[Start of DATA]

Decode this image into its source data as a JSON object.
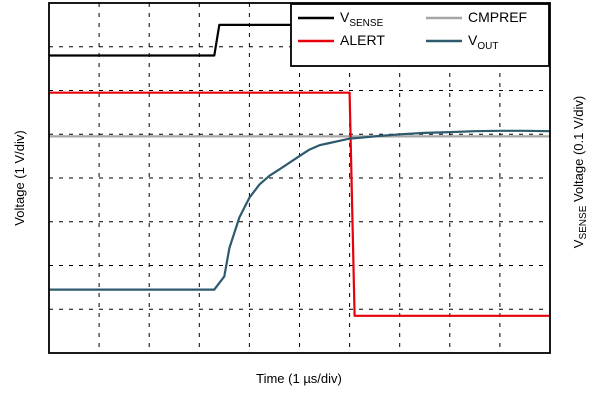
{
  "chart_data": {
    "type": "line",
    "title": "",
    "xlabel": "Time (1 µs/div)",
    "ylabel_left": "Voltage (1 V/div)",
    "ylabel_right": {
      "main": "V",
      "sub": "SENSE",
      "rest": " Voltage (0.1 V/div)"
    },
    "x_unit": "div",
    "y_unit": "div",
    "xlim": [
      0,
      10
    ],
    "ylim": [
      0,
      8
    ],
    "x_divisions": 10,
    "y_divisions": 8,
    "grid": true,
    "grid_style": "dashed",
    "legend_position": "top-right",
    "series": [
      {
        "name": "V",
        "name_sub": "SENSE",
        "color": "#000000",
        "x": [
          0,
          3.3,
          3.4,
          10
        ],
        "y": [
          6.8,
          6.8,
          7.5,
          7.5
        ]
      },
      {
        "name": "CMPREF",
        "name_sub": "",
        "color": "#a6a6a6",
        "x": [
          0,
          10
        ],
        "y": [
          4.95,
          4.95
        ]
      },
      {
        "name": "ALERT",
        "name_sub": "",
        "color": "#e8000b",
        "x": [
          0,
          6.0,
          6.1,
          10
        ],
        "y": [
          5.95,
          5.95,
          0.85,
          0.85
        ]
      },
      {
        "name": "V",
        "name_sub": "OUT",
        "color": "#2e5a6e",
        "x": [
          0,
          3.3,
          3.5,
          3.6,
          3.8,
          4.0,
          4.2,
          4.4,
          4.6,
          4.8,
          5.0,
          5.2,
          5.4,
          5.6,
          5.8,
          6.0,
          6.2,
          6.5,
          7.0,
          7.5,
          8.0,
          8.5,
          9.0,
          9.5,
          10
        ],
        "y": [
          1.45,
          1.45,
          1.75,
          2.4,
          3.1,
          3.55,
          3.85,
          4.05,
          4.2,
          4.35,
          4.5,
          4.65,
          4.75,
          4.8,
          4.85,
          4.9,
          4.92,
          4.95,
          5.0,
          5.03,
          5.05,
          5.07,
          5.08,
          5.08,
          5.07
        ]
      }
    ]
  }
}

[End of DATA]
[Start of DATA]

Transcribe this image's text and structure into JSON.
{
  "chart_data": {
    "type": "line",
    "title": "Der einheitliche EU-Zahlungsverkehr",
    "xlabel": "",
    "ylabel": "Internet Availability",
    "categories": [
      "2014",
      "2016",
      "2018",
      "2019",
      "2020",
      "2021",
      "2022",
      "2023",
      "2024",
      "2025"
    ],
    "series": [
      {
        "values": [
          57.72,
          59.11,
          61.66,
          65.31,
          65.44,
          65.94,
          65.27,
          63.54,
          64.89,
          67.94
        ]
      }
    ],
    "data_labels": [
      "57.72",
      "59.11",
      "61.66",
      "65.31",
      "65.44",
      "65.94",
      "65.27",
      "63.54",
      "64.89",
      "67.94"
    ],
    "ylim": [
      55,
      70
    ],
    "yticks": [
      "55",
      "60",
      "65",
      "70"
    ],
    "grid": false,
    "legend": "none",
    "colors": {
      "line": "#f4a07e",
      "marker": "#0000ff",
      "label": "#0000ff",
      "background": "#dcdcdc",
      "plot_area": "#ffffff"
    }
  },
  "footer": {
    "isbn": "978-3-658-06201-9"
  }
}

[End of DATA]

> PROBLEM TO SOLVE
Pull out each line of the listing that holds the string "JSON".

> SOLVED EXERCISE
Decode this image into its source data as a JSON object.
Transcribe this image's text and structure into JSON.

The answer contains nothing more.